_EJERCICIOS PROPUESTOS_.
a - Contesta con base en la nota sobre Hernán Bermudez Requena:
(i) ¿Por qué delito fue vinculado a proceso este lunes, según la FGET?
(ii) ¿En qué fecha reportó la FGET que se cumplimentó la orden de aprehensión por desaparición forzada de personas?
(iii) ¿De qué delitos estaba acusado Bermudez Requena cuando se expidió la orden de su captura?
b - Indica si cada afirmación concuerda con la nota sobre Hernán Bermudez Requena y cita las palabras que lo deciden:
(i) La FGET dio a conocer la cifra del dinero público desviado.
(ii) El fiscal se negó a transparentar la cifra de víctimas.
(iii) El gobernador Javier May Rodríguez advirtió que aceptaría pactos con delincuentes.
c - Prosigue la nota sobre Hernán Bermudez Requena a partir de su última oración.

===== TEXTO DEL EJERCICIO

VILLAHERMOSA (CONTRASTE POLÍITICO).–Con más cargos penales en su contra –aunque es posible que muchos de los delitos que cometió no se le imputen–, quien fuera el jefe policiaco del senador Adán Augusto López Hernández, Hernán Bermudez Requena, ya sólo podrá salir del penal de máxima seguridad “con los pies por delante”, pues los años de cárcel con lo que sería sentenciado no podría pagarlos en vida.
La Fiscalía General del estado de Tabasco (FGET) informó que este lunes, quien aparecía como el jefe del grupo criminal La Barredora, fue vinculado a proceso, ahora por el delito de Peculado, aunque la representación social estatal no dio la cifra del dinero público desviado por quien fuera el secretario de Seguridad y Protección Ciudadana del estado (SSPCT), con los entonces gobernadores Adán Augusto López y sus sustituto Carlos Manuel Merino.
Apenas, el pasado 31 de marzo, la FGET reportó que se cumplimentó la orden de aprehensión y presentó ante la autoridad judicial a Hernán “N”, como presunto responsable del delito de desaparición forzada de personas. Sobre este proceso penal, el Fiscal Oscar Tonathiu Vázquez Landeros mantuvo una conducta obscura al negarse a transparentar la cifra de víctimas o fecha en que el imputado incurrió en el ilícito, asi como la forma en que operó ptresuntamente. Con esos datos no se viola el debido proceso y la población tiene una mayor noción de los hechos.
Inicialmente, cuando se expidió la orden de su captura, Bermudez Requena estaba acusado de asociación delictuosa, extorsión y secuestro exprés en el estado de Tabasco. Luego de que el gobernador Javier May Rodríguez, advirtiera que no aceptaría ningún pacto con delincuentes y la implementación de una política de justicia de cero impunidad, al capo fue integrada la Carpeta de Investigación contra el protegido de Adán Augusto y Carlos Manuel Merino, y luego se giró la orden de aprehensión.

==========
===== DATOS PROPORCIONADOS

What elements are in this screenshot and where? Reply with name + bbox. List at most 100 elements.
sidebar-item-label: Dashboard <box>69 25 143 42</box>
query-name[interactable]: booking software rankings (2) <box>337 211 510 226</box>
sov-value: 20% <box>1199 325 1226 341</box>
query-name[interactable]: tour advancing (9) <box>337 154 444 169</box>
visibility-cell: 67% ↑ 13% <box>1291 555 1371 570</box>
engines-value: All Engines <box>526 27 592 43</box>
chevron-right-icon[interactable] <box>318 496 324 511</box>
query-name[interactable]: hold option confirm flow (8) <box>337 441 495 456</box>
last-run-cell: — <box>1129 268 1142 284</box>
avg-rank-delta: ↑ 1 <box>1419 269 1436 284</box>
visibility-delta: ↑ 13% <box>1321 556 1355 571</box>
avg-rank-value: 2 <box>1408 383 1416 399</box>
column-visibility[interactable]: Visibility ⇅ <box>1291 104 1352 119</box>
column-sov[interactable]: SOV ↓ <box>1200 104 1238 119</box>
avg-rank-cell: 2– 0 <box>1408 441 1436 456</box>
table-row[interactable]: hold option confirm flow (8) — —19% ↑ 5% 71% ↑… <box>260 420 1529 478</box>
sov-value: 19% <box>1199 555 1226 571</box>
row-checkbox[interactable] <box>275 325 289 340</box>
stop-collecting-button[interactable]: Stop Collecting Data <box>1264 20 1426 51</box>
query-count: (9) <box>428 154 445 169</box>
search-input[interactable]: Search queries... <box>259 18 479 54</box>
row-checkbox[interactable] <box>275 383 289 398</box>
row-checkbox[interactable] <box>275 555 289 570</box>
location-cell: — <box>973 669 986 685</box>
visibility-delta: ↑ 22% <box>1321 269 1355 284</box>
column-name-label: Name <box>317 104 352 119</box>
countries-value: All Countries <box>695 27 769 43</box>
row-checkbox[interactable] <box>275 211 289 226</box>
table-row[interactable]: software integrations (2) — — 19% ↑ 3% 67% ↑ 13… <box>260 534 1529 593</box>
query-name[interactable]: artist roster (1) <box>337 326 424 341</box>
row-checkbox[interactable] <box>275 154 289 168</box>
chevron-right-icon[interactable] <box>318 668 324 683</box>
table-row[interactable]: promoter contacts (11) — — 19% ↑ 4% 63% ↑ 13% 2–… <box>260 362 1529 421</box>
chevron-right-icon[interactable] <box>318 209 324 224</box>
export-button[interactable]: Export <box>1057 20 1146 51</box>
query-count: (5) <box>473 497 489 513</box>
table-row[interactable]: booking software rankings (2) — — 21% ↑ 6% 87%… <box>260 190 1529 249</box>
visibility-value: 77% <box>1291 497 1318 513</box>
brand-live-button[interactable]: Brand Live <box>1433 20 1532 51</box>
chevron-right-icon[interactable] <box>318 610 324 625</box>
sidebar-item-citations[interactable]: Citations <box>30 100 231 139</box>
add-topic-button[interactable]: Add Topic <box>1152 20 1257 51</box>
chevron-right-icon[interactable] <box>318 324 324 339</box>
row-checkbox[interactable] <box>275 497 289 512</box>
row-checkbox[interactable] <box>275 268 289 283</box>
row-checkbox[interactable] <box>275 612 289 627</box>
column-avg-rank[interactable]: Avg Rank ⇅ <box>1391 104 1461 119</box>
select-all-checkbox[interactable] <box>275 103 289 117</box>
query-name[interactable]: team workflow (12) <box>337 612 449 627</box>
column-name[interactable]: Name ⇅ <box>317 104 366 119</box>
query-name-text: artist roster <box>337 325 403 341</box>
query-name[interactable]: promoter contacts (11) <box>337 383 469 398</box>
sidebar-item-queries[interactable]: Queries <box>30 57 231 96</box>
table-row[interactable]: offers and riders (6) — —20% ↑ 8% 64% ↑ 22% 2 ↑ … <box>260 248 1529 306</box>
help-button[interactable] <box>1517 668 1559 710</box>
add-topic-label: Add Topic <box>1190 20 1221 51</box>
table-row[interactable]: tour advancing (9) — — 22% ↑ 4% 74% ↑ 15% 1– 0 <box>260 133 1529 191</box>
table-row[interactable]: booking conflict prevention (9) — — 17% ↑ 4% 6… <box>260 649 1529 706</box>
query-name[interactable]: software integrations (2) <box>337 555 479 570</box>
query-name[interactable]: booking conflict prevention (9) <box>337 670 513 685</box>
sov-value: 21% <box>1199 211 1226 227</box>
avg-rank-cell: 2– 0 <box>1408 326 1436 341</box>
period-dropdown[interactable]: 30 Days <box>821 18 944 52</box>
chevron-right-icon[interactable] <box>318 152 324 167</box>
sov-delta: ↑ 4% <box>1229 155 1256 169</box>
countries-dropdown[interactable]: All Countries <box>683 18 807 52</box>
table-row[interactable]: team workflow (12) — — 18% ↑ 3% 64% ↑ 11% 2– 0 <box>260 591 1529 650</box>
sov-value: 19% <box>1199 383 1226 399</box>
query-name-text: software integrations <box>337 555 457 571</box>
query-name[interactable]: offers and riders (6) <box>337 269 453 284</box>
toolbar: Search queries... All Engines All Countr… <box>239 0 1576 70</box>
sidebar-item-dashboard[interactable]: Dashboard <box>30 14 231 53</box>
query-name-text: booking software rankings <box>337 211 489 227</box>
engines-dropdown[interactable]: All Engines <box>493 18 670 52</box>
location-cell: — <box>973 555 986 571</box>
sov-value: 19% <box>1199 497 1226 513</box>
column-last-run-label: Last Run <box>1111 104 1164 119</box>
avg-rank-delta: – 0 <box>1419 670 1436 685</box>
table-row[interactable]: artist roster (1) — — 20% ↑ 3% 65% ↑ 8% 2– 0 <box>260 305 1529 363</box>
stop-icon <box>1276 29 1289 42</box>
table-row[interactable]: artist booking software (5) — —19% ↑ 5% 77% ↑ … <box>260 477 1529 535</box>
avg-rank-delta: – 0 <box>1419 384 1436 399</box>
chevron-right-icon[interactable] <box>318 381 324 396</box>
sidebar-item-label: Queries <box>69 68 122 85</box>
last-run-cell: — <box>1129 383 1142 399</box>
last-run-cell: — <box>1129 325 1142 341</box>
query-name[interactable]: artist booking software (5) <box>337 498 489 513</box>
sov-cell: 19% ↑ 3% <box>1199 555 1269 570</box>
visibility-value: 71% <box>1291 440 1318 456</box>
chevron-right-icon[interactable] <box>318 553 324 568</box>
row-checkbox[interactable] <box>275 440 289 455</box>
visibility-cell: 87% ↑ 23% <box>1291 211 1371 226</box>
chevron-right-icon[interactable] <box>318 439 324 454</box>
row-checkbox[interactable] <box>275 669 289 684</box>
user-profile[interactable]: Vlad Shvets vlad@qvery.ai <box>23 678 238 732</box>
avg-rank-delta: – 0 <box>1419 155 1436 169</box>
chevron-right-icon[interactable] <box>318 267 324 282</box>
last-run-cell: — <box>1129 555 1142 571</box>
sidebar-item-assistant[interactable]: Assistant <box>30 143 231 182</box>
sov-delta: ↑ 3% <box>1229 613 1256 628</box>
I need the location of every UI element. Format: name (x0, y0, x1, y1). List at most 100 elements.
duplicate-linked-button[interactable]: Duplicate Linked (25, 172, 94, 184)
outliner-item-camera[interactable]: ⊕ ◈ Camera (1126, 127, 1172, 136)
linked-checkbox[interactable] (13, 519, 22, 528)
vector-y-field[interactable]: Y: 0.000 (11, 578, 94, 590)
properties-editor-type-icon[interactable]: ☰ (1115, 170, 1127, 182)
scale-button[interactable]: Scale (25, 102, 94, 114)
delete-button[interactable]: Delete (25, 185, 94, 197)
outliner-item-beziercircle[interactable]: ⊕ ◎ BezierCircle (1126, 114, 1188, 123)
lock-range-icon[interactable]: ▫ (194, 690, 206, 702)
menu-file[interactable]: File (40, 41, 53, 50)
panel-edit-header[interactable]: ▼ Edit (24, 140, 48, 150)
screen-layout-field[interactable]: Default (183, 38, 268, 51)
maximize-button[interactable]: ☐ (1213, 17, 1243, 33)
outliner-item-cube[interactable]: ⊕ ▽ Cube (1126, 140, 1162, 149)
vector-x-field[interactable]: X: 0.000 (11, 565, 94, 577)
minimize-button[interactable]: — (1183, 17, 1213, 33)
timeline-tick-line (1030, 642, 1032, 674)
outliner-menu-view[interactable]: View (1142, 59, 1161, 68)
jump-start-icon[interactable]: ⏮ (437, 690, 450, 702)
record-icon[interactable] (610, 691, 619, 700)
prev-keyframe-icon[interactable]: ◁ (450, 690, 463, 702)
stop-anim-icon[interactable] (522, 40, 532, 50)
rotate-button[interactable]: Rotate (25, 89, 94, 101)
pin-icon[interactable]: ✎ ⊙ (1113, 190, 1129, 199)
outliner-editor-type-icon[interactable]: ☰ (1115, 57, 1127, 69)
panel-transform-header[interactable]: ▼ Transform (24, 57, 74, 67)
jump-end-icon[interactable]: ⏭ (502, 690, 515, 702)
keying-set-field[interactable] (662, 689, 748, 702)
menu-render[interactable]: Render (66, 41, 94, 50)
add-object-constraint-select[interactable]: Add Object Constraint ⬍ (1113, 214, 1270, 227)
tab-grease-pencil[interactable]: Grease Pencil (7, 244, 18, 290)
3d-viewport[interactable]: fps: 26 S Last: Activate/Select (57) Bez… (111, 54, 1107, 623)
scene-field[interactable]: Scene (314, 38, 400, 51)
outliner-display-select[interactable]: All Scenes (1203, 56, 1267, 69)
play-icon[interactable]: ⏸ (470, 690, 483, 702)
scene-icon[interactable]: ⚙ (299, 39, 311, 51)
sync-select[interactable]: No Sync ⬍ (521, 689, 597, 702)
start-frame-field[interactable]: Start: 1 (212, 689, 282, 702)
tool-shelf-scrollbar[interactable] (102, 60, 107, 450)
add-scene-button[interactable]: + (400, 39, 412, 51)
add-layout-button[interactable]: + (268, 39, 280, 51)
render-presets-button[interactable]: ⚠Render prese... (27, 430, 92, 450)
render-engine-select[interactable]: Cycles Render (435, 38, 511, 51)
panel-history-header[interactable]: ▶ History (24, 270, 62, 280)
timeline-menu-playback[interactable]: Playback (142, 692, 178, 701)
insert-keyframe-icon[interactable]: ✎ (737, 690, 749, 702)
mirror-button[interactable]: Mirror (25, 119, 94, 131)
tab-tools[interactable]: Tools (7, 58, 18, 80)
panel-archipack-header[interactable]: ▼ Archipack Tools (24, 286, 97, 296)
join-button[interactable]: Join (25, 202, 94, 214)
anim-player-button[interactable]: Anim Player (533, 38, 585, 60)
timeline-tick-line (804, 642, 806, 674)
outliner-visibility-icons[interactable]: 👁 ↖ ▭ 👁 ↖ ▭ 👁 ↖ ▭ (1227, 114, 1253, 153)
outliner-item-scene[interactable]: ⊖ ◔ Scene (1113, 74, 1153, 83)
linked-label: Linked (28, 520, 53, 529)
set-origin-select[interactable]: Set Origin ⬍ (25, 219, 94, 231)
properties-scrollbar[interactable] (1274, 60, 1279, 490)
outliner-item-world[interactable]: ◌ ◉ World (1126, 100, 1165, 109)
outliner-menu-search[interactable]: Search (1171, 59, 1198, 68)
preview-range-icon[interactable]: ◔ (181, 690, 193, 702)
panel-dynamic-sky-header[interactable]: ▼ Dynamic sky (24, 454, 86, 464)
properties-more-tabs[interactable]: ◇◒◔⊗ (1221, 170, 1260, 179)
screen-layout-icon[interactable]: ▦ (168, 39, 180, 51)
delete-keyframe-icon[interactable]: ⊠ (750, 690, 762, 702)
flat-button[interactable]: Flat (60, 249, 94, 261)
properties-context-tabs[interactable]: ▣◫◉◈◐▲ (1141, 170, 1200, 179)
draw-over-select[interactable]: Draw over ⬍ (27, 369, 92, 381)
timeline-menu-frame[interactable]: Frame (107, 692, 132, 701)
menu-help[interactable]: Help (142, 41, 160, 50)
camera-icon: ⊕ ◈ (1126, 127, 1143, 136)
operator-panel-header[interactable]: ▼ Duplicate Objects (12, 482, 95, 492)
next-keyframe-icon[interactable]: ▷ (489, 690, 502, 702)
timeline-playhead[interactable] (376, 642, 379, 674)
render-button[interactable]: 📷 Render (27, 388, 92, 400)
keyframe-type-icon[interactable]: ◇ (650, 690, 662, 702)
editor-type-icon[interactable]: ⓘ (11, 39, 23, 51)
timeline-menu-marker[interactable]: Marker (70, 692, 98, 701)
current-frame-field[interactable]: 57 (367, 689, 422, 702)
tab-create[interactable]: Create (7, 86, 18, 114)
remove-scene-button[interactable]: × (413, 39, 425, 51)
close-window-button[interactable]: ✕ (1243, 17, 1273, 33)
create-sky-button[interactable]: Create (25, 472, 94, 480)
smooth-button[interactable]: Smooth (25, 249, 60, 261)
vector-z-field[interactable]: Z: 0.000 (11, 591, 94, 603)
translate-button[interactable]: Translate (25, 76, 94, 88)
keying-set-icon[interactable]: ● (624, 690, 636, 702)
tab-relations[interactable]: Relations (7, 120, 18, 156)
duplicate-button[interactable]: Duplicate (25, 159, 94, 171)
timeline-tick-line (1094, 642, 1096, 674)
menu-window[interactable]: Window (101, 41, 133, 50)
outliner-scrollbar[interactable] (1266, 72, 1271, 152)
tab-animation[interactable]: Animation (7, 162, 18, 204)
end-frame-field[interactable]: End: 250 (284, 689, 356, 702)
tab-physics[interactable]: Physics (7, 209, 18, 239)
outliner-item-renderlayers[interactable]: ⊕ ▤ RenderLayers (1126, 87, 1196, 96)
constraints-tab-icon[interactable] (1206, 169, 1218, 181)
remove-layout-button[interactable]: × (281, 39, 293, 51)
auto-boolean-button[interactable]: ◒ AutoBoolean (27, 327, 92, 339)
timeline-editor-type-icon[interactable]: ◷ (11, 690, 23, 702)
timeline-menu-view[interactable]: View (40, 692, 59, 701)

==========

_RESPUESTAS DEL EJERCICIO_.
a -
(i) Por el delito de peculado.
(ii) El 31 de marzo.
(iii) De asociación delictuosa, extorsión y secuestro exprés en el estado de Tabasco.

b -
(i) No: "la representación social estatal no dio la cifra del dinero público desviado".
(ii) Sí: "el Fiscal Oscar Tonathiu Vázquez Landeros mantuvo una conducta obscura al negarse a transparentar la cifra de víctimas".
(iii) No: "advirtiera que no aceptaría ningún pacto con delincuentes".

c -
El 12 de septiembre del año pasado y por instrucciones de la Presidenta, Claudia Sheinbaum Pardo de Cero Tolerancia a la Corrupción, se realizó una operación conjunta encabezada por el Centro Nacional de Inteligencia CNI, Defensamx, Secretaría de Marina, Fiscalía General de la República, Guardia Nacional, Secretaría de Seguridad y Protección Ciudadana federal en la que se realizó la detención de Hernán “N”, alias “Requena” o “El Abuelo”, presunto líder de la organización criminal “La Barredora”.
Sobre la desviación del presupuesto de la SSPCT por parte de Bermuedez Requena, la Fiscalía General del Estado de Tabasco (FGET) obtuvo de un Juez de Control el auto de vinculación a proceso en contra de Hernán “N”, por su probable responsabilidad en el delito de peculado, cometido en agravio del patrimonio público.
El pasado 07 de abril de 2026 esa institución cumplimentó la orden de aprehensión correspondiente. En la continuación de la audiencia inicial celebrada este día, el Ministerio Público presentó los datos de prueba suficientes para acreditar la posible participación del señalado en los hechos que se le imputan.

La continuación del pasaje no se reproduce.